- **WHAT YOU WILL DO**
Please retype the lines of the material below exactly, leaving out the pictures.

____ DATASET CONTENT

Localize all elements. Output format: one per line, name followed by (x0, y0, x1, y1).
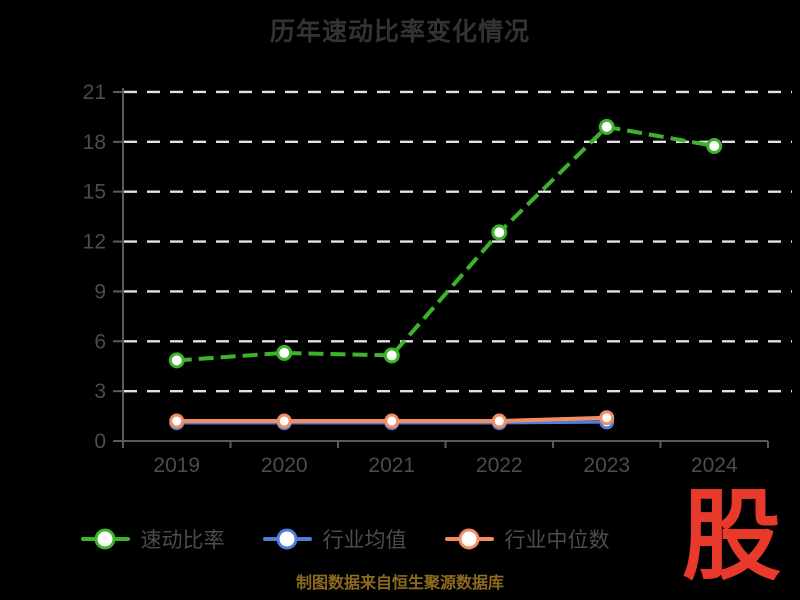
data-point[interactable] (383, 347, 400, 364)
legend-label: 行业中位数 (504, 529, 610, 552)
data-point[interactable] (599, 410, 615, 426)
x-axis-label: 2022 (476, 454, 523, 477)
y-axis-label: 21 (83, 81, 106, 104)
x-axis-label: 2019 (153, 454, 200, 477)
x-axis-label: 2023 (583, 454, 630, 477)
data-point[interactable] (276, 344, 293, 361)
legend-label: 速动比率 (140, 529, 225, 552)
data-point[interactable] (491, 224, 508, 241)
legend-item-quick-ratio[interactable]: 速动比率 (80, 524, 225, 554)
data-point[interactable] (384, 413, 400, 429)
y-axis-label: 15 (83, 181, 106, 204)
x-axis-label: 2024 (691, 454, 738, 477)
line-marker-icon (262, 528, 312, 550)
line-marker-icon (80, 528, 130, 550)
data-point[interactable] (706, 137, 723, 154)
y-axis-label: 0 (94, 430, 106, 453)
y-axis-label: 12 (83, 231, 106, 254)
line-marker-icon (444, 528, 494, 550)
x-axis-label: 2021 (368, 454, 415, 477)
data-point[interactable] (169, 413, 185, 429)
y-axis-label: 18 (83, 131, 106, 154)
data-point[interactable] (276, 413, 292, 429)
legend-item-industry-mean[interactable]: 行业均值 (262, 524, 407, 554)
y-axis-label: 6 (94, 330, 106, 353)
legend: 速动比率 行业均值 行业中位数 (0, 524, 690, 554)
x-axis-label: 2020 (261, 454, 308, 477)
legend-item-industry-median[interactable]: 行业中位数 (444, 524, 610, 554)
y-axis-label: 3 (94, 380, 106, 403)
y-axis-label: 9 (94, 280, 106, 303)
data-point[interactable] (491, 413, 507, 429)
chart-title: 历年速动比率变化情况 (269, 18, 530, 46)
source-caption: 制图数据来自恒生聚源数据库 (295, 575, 504, 592)
data-point[interactable] (598, 118, 615, 135)
data-point[interactable] (168, 352, 185, 369)
series-line-0 (176, 124, 715, 363)
brand-logo: 股 (682, 479, 781, 594)
legend-label: 行业均值 (322, 529, 407, 552)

________

- **FULL ANSWER**
Localize all elements. Output format: one per line, name followed by (x0, y0, x1, y1).
data-point[interactable] (383, 347, 400, 364)
legend-label: 行业中位数 (504, 529, 610, 552)
data-point[interactable] (599, 410, 615, 426)
x-axis-label: 2022 (476, 454, 523, 477)
y-axis-label: 21 (83, 81, 106, 104)
x-axis-label: 2019 (153, 454, 200, 477)
x-axis-label: 2023 (583, 454, 630, 477)
data-point[interactable] (276, 344, 293, 361)
legend-label: 速动比率 (140, 529, 225, 552)
data-point[interactable] (491, 224, 508, 241)
legend-item-quick-ratio[interactable]: 速动比率 (80, 524, 225, 554)
data-point[interactable] (384, 413, 400, 429)
y-axis-label: 15 (83, 181, 106, 204)
x-axis-label: 2024 (691, 454, 738, 477)
line-marker-icon (262, 528, 312, 550)
line-marker-icon (80, 528, 130, 550)
data-point[interactable] (706, 137, 723, 154)
y-axis-label: 0 (94, 430, 106, 453)
y-axis-label: 12 (83, 231, 106, 254)
line-marker-icon (444, 528, 494, 550)
x-axis-label: 2021 (368, 454, 415, 477)
data-point[interactable] (169, 413, 185, 429)
y-axis-label: 18 (83, 131, 106, 154)
data-point[interactable] (276, 413, 292, 429)
legend-item-industry-mean[interactable]: 行业均值 (262, 524, 407, 554)
y-axis-label: 6 (94, 330, 106, 353)
legend: 速动比率 行业均值 行业中位数 (0, 524, 690, 554)
x-axis-label: 2020 (261, 454, 308, 477)
legend-item-industry-median[interactable]: 行业中位数 (444, 524, 610, 554)
y-axis-label: 3 (94, 380, 106, 403)
y-axis-label: 9 (94, 280, 106, 303)
data-point[interactable] (491, 413, 507, 429)
chart-title: 历年速动比率变化情况 (269, 18, 530, 46)
source-caption: 制图数据来自恒生聚源数据库 (295, 575, 504, 592)
data-point[interactable] (598, 118, 615, 135)
data-point[interactable] (168, 352, 185, 369)
series-line-0 (176, 124, 715, 363)
brand-logo: 股 (682, 479, 781, 594)
legend-label: 行业均值 (322, 529, 407, 552)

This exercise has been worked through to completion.